[To be done]:
Find each line in the following listing that has the string "ພາກໃຕ", then state the count and nothing else.
◇ ◇ ◇ ◇ ◇ ◇ ◇
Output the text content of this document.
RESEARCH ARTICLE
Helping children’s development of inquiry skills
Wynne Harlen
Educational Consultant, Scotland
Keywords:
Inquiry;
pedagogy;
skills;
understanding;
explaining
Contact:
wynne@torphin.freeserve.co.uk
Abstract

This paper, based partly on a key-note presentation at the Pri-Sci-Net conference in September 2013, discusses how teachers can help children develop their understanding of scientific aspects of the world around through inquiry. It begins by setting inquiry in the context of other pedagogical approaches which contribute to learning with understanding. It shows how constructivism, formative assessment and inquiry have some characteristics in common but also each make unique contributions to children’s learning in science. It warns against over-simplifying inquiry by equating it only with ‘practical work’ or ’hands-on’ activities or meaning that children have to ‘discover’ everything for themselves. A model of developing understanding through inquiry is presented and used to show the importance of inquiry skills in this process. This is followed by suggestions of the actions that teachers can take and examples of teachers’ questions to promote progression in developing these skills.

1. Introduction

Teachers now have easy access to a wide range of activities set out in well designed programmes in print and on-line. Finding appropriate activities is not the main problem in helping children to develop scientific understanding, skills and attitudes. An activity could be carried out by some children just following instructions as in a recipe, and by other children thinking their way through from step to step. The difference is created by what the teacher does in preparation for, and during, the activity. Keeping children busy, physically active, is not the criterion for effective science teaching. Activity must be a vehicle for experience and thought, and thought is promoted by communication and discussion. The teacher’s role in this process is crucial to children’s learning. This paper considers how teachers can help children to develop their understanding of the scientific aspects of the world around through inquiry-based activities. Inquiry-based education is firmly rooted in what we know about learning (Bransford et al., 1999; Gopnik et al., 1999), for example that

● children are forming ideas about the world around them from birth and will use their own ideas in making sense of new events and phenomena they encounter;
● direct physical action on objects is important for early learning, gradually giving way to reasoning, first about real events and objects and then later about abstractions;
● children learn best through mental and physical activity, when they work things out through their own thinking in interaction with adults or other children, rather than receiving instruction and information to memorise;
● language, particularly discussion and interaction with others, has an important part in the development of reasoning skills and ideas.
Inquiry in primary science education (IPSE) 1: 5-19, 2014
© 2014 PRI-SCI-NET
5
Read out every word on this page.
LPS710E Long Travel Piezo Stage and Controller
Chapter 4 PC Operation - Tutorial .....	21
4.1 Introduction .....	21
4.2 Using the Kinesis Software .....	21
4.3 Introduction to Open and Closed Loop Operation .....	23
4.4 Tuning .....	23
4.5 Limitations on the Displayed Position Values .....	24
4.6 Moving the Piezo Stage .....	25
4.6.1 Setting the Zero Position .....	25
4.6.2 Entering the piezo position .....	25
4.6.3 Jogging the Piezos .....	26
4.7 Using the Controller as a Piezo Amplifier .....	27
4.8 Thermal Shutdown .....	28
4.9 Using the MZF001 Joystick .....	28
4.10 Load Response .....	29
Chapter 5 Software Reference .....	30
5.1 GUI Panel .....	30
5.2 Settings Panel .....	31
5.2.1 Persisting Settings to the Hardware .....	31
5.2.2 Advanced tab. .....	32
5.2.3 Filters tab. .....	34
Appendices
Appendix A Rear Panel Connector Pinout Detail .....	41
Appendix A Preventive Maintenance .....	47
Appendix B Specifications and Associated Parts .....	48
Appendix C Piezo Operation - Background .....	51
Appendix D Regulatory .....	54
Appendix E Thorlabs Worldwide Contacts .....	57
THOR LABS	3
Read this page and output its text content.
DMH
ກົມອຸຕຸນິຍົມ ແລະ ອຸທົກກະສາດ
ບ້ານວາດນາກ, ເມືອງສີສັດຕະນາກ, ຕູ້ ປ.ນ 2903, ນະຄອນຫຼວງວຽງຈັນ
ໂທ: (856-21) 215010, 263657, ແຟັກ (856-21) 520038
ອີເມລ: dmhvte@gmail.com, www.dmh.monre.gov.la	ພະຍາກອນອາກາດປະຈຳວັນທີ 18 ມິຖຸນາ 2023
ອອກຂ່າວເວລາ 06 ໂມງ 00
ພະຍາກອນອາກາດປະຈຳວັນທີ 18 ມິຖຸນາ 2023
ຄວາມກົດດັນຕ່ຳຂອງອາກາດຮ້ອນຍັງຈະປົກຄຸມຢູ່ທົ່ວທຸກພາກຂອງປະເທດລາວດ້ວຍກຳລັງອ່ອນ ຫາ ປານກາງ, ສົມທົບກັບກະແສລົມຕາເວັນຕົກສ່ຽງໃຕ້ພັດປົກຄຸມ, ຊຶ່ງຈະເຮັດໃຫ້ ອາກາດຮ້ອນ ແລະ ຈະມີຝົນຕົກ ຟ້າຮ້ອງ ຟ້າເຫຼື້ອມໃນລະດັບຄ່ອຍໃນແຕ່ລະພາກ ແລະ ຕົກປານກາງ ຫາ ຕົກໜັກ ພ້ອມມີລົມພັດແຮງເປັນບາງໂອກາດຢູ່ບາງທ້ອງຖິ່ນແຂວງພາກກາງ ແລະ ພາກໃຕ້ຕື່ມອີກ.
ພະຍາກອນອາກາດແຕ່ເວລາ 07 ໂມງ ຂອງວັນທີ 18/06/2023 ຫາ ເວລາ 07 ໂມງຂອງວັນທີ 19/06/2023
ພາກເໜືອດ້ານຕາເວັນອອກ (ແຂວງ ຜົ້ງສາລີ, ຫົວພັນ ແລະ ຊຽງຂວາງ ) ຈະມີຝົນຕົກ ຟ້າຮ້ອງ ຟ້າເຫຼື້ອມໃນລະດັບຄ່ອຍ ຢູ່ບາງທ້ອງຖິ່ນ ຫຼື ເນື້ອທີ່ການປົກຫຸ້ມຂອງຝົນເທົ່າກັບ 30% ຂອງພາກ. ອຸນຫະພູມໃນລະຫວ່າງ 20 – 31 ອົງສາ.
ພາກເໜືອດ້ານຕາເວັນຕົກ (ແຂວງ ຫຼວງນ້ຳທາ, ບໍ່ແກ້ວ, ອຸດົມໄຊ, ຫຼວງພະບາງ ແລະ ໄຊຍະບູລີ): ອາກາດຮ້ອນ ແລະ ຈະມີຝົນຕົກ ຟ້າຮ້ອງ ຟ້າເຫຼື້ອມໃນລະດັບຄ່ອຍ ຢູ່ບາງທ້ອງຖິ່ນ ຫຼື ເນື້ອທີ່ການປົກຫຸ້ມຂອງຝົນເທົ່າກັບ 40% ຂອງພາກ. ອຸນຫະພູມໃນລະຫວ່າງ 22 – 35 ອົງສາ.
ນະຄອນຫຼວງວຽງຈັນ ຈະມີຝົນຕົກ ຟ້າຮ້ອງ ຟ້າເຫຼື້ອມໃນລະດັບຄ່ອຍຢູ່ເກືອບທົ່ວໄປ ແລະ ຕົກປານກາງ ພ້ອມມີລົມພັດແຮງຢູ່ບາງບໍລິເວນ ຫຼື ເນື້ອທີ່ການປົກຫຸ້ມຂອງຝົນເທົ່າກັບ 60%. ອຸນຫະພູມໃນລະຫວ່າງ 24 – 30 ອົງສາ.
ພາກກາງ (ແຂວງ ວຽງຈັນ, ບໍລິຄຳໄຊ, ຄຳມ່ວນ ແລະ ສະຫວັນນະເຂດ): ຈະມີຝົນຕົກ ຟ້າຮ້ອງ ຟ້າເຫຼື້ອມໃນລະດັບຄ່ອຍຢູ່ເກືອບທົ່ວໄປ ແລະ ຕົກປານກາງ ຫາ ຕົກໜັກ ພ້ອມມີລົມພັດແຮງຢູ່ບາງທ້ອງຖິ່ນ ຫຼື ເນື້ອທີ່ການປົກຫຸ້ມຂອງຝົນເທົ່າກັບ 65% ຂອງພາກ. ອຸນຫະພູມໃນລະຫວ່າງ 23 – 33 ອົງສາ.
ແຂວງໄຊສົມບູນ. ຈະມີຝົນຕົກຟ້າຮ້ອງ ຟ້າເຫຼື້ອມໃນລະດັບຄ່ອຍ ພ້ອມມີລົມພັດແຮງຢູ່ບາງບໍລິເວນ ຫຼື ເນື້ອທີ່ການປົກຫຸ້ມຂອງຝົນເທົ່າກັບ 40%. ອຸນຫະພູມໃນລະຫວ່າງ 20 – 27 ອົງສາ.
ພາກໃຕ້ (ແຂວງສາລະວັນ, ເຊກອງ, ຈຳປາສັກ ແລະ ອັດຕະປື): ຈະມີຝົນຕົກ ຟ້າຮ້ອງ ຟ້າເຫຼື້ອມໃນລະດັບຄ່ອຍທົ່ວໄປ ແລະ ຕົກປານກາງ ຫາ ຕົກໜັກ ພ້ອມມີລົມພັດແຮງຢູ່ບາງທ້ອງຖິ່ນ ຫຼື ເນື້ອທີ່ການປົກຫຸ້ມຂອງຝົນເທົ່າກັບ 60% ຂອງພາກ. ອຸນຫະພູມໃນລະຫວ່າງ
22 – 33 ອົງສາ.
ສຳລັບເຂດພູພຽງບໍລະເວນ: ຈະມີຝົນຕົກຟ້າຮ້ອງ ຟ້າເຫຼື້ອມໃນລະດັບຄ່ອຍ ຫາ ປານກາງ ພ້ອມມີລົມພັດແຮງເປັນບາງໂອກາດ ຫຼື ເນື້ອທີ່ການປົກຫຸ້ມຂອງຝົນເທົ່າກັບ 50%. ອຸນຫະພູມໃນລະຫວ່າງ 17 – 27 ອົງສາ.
◇ ◇ ◇ ◇ ◇ ◇ ◇
[Worked solution]:
2